##### PROVIDED DATA #####

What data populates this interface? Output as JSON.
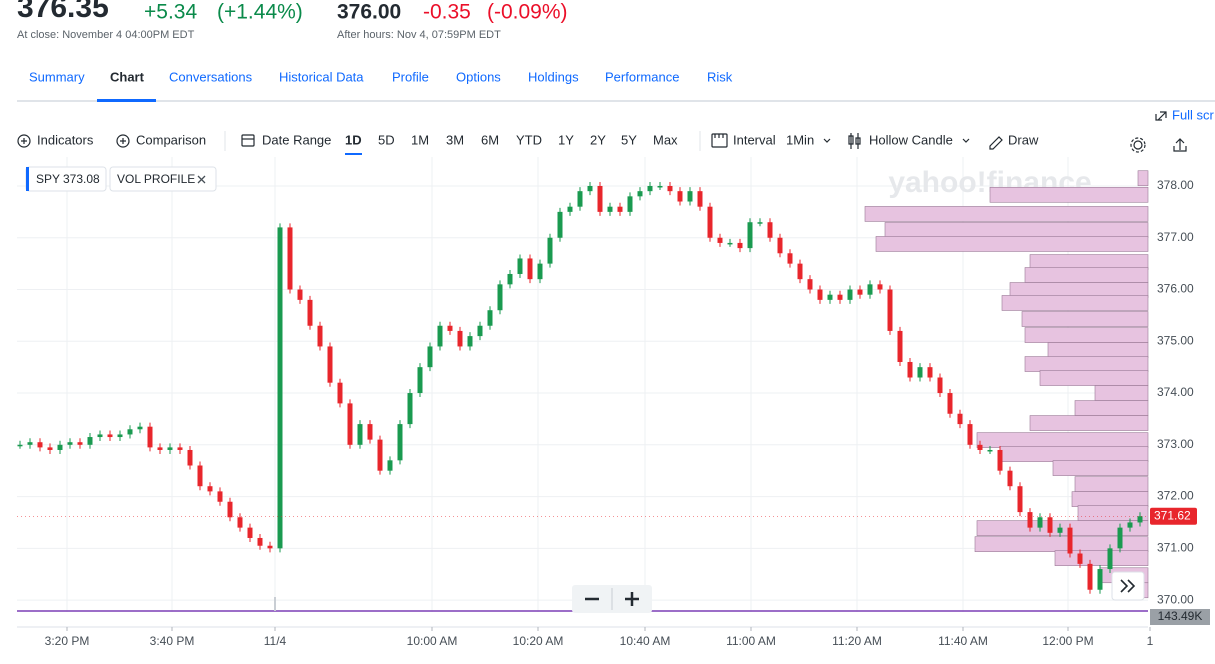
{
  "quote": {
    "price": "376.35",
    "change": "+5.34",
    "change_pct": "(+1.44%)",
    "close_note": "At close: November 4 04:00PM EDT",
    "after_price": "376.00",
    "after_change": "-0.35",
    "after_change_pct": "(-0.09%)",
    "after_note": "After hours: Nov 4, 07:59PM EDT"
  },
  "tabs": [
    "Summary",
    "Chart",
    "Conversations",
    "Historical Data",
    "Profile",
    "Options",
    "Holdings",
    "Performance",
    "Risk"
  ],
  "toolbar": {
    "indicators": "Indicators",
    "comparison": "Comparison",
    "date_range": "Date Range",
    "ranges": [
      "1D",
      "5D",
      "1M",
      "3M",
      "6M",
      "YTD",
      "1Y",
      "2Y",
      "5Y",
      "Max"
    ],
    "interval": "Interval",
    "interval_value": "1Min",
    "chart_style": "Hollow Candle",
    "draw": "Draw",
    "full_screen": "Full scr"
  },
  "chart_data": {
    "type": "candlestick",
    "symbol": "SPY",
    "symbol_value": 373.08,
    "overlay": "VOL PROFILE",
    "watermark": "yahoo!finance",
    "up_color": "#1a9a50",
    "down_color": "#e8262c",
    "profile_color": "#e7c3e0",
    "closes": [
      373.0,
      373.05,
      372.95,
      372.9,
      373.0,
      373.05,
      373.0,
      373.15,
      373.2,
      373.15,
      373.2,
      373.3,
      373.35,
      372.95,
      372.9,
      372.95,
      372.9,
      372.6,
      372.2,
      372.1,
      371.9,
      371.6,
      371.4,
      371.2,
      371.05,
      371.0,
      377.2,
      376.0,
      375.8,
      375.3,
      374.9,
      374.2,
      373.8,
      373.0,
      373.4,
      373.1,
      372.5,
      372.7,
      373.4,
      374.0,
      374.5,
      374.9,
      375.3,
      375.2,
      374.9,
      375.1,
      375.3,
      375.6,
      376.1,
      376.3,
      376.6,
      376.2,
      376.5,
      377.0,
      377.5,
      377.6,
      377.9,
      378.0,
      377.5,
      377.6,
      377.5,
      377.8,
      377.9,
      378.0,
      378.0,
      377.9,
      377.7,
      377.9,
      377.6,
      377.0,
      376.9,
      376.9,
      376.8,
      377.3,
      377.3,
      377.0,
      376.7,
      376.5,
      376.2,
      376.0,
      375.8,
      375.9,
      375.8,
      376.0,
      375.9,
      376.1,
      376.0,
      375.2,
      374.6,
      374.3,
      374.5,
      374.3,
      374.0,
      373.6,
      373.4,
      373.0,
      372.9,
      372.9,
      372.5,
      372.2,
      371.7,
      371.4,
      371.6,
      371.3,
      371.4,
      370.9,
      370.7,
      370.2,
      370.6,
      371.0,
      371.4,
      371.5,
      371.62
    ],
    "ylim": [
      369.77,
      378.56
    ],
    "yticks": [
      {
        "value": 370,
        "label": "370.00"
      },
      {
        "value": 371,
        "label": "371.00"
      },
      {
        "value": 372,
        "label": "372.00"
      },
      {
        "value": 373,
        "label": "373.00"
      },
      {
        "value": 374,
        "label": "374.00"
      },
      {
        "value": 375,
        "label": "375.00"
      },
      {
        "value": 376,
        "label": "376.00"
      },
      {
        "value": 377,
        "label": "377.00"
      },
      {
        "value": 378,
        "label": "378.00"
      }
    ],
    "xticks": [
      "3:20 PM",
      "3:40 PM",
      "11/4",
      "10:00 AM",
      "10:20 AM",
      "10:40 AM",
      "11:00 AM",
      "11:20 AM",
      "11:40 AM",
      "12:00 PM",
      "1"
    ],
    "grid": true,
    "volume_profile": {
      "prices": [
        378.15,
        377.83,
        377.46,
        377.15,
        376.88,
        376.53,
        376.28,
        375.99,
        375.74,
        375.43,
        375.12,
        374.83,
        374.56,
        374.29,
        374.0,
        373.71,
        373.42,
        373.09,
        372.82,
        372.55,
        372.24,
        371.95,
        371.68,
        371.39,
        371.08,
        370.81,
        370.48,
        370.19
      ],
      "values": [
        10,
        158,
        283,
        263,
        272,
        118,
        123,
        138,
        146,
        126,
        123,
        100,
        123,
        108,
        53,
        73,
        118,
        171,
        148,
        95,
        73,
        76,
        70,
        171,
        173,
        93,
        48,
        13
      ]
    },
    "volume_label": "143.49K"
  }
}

#####

*PROBLEM DETAILS*: Copy every record above exactly, leaving out any pictures.

*TASK OUTPUT*:
What data populates this interface? Output as JSON.
{
  "quote": {
    "price": "376.35",
    "change": "+5.34",
    "change_pct": "(+1.44%)",
    "close_note": "At close: November 4 04:00PM EDT",
    "after_price": "376.00",
    "after_change": "-0.35",
    "after_change_pct": "(-0.09%)",
    "after_note": "After hours: Nov 4, 07:59PM EDT"
  },
  "tabs": [
    "Summary",
    "Chart",
    "Conversations",
    "Historical Data",
    "Profile",
    "Options",
    "Holdings",
    "Performance",
    "Risk"
  ],
  "toolbar": {
    "indicators": "Indicators",
    "comparison": "Comparison",
    "date_range": "Date Range",
    "ranges": [
      "1D",
      "5D",
      "1M",
      "3M",
      "6M",
      "YTD",
      "1Y",
      "2Y",
      "5Y",
      "Max"
    ],
    "interval": "Interval",
    "interval_value": "1Min",
    "chart_style": "Hollow Candle",
    "draw": "Draw",
    "full_screen": "Full scr"
  },
  "chart_data": {
    "type": "candlestick",
    "symbol": "SPY",
    "symbol_value": 373.08,
    "overlay": "VOL PROFILE",
    "watermark": "yahoo!finance",
    "up_color": "#1a9a50",
    "down_color": "#e8262c",
    "profile_color": "#e7c3e0",
    "closes": [
      373.0,
      373.05,
      372.95,
      372.9,
      373.0,
      373.05,
      373.0,
      373.15,
      373.2,
      373.15,
      373.2,
      373.3,
      373.35,
      372.95,
      372.9,
      372.95,
      372.9,
      372.6,
      372.2,
      372.1,
      371.9,
      371.6,
      371.4,
      371.2,
      371.05,
      371.0,
      377.2,
      376.0,
      375.8,
      375.3,
      374.9,
      374.2,
      373.8,
      373.0,
      373.4,
      373.1,
      372.5,
      372.7,
      373.4,
      374.0,
      374.5,
      374.9,
      375.3,
      375.2,
      374.9,
      375.1,
      375.3,
      375.6,
      376.1,
      376.3,
      376.6,
      376.2,
      376.5,
      377.0,
      377.5,
      377.6,
      377.9,
      378.0,
      377.5,
      377.6,
      377.5,
      377.8,
      377.9,
      378.0,
      378.0,
      377.9,
      377.7,
      377.9,
      377.6,
      377.0,
      376.9,
      376.9,
      376.8,
      377.3,
      377.3,
      377.0,
      376.7,
      376.5,
      376.2,
      376.0,
      375.8,
      375.9,
      375.8,
      376.0,
      375.9,
      376.1,
      376.0,
      375.2,
      374.6,
      374.3,
      374.5,
      374.3,
      374.0,
      373.6,
      373.4,
      373.0,
      372.9,
      372.9,
      372.5,
      372.2,
      371.7,
      371.4,
      371.6,
      371.3,
      371.4,
      370.9,
      370.7,
      370.2,
      370.6,
      371.0,
      371.4,
      371.5,
      371.62
    ],
    "ylim": [
      369.77,
      378.56
    ],
    "yticks": [
      {
        "value": 370,
        "label": "370.00"
      },
      {
        "value": 371,
        "label": "371.00"
      },
      {
        "value": 372,
        "label": "372.00"
      },
      {
        "value": 373,
        "label": "373.00"
      },
      {
        "value": 374,
        "label": "374.00"
      },
      {
        "value": 375,
        "label": "375.00"
      },
      {
        "value": 376,
        "label": "376.00"
      },
      {
        "value": 377,
        "label": "377.00"
      },
      {
        "value": 378,
        "label": "378.00"
      }
    ],
    "xticks": [
      "3:20 PM",
      "3:40 PM",
      "11/4",
      "10:00 AM",
      "10:20 AM",
      "10:40 AM",
      "11:00 AM",
      "11:20 AM",
      "11:40 AM",
      "12:00 PM",
      "1"
    ],
    "grid": true,
    "volume_profile": {
      "prices": [
        378.15,
        377.83,
        377.46,
        377.15,
        376.88,
        376.53,
        376.28,
        375.99,
        375.74,
        375.43,
        375.12,
        374.83,
        374.56,
        374.29,
        374.0,
        373.71,
        373.42,
        373.09,
        372.82,
        372.55,
        372.24,
        371.95,
        371.68,
        371.39,
        371.08,
        370.81,
        370.48,
        370.19
      ],
      "values": [
        10,
        158,
        283,
        263,
        272,
        118,
        123,
        138,
        146,
        126,
        123,
        100,
        123,
        108,
        53,
        73,
        118,
        171,
        148,
        95,
        73,
        76,
        70,
        171,
        173,
        93,
        48,
        13
      ]
    },
    "volume_label": "143.49K"
  }
}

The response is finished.